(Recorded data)
------------------------------

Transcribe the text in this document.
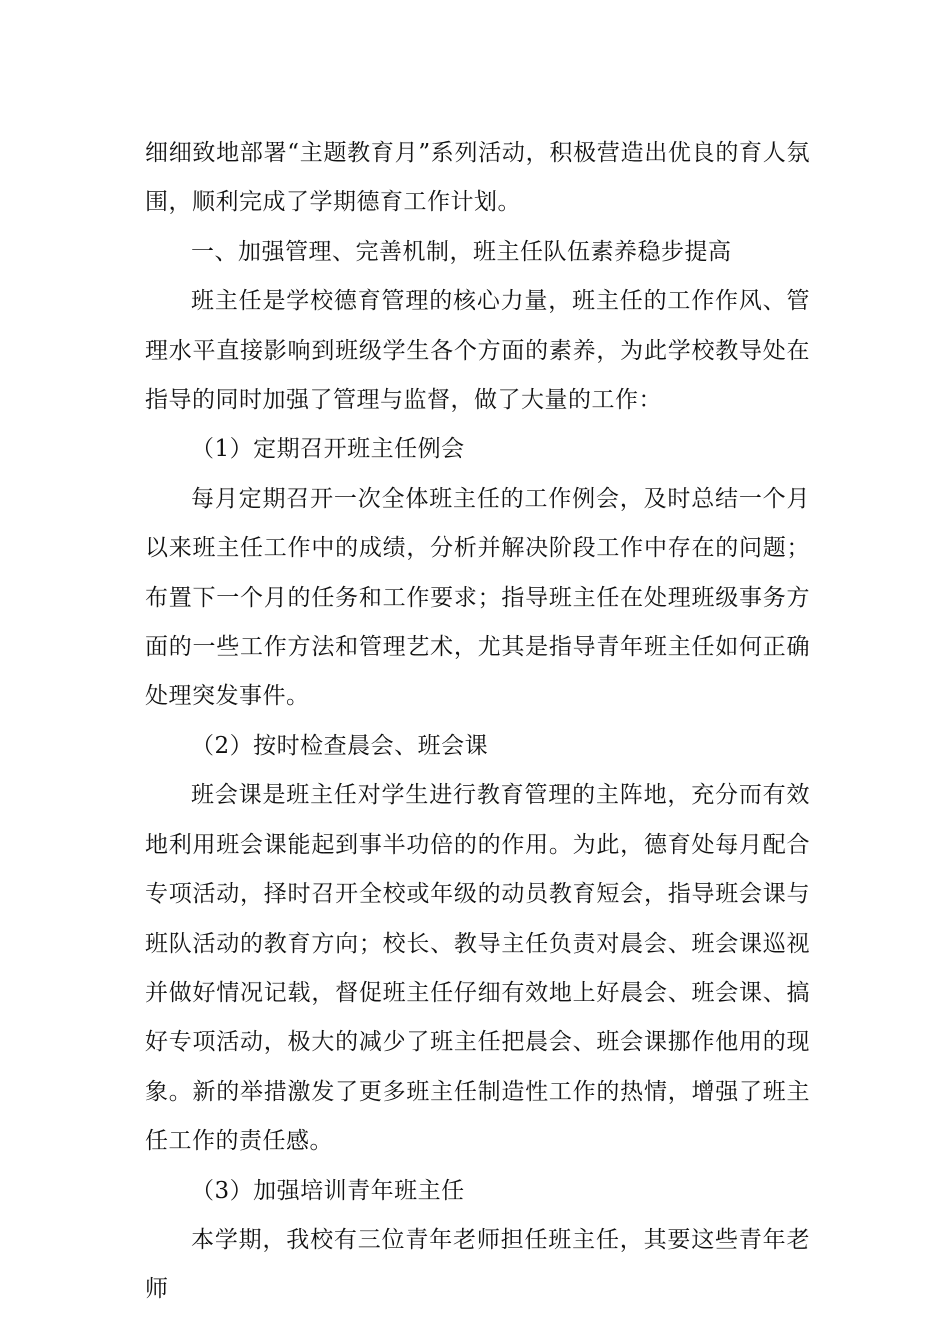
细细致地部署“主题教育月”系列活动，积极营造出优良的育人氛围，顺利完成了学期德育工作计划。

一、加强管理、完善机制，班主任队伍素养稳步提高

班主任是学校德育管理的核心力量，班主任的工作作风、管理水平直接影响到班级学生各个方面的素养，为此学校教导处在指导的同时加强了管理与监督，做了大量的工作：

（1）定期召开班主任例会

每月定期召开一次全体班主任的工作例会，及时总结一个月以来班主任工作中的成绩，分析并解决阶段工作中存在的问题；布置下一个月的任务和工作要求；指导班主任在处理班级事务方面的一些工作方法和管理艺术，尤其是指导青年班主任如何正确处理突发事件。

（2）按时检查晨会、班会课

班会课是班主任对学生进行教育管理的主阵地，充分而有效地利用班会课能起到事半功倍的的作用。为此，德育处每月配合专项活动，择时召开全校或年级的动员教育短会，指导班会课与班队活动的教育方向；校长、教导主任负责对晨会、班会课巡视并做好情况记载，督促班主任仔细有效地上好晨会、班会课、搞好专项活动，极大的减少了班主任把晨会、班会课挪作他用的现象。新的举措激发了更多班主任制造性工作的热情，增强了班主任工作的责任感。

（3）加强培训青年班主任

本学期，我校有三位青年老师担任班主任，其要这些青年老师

------------------------------

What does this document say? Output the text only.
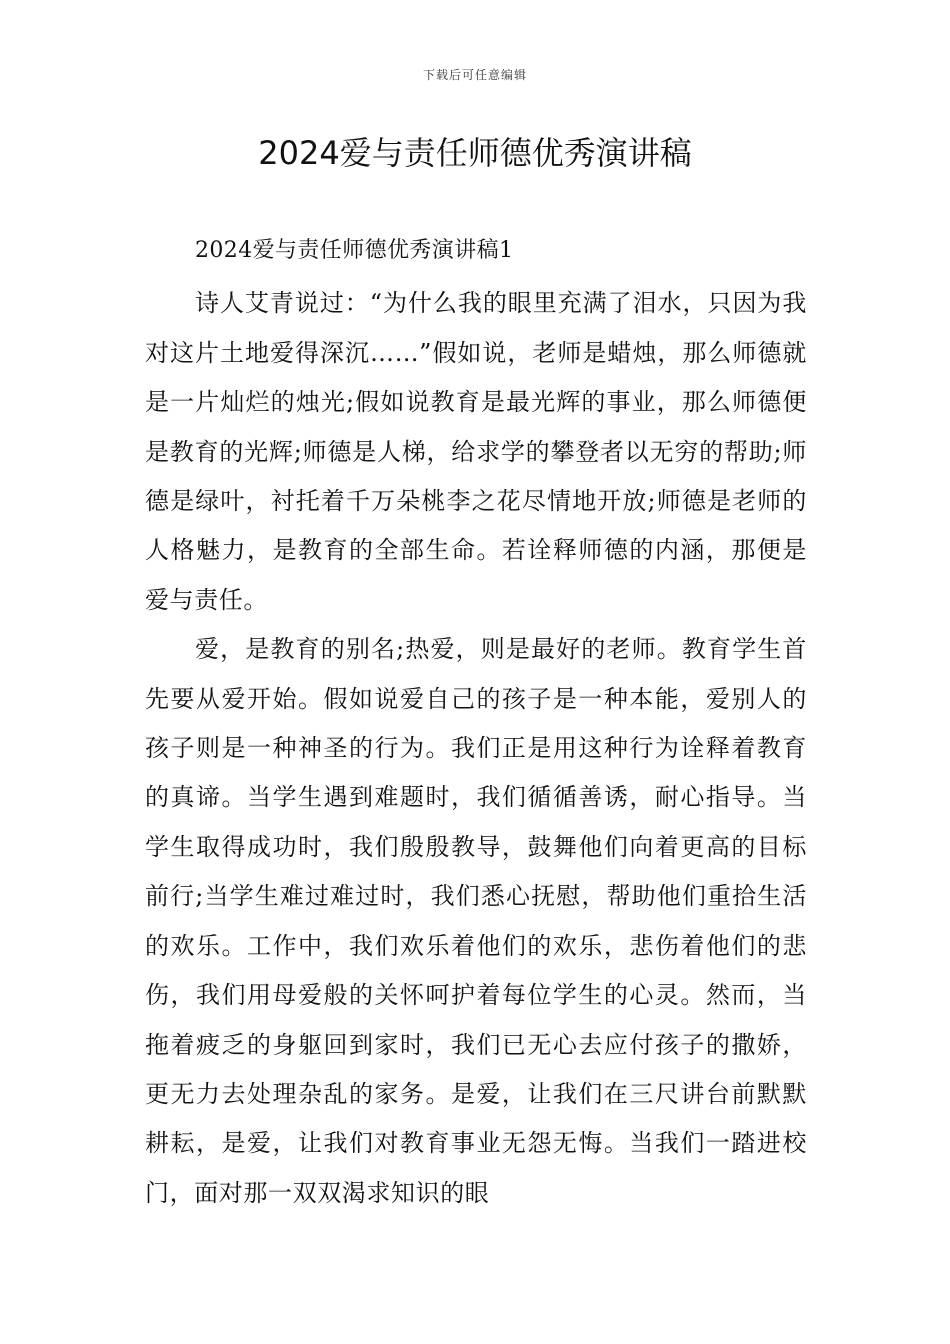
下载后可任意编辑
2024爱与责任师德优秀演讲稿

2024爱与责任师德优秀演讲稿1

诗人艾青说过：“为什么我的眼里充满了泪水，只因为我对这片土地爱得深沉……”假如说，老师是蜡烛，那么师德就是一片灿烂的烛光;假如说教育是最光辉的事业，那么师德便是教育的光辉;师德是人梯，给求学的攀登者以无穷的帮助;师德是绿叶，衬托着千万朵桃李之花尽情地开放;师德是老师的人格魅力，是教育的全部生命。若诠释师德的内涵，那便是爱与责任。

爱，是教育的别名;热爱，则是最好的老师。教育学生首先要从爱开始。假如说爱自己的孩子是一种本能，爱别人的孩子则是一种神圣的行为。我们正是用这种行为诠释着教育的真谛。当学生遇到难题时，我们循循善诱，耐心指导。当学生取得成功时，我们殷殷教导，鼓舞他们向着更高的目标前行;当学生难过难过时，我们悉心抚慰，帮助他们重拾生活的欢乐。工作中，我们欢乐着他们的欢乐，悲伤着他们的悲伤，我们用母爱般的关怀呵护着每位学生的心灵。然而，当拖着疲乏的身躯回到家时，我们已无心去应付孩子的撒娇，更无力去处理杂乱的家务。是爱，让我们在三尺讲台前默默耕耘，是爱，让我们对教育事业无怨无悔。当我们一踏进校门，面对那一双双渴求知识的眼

------------------------------

### To be done:
Pick out each line containing the string "document" and copy it.

### Solution to this task:
Transcribe the text in this document.
What does this document say? Output the text only.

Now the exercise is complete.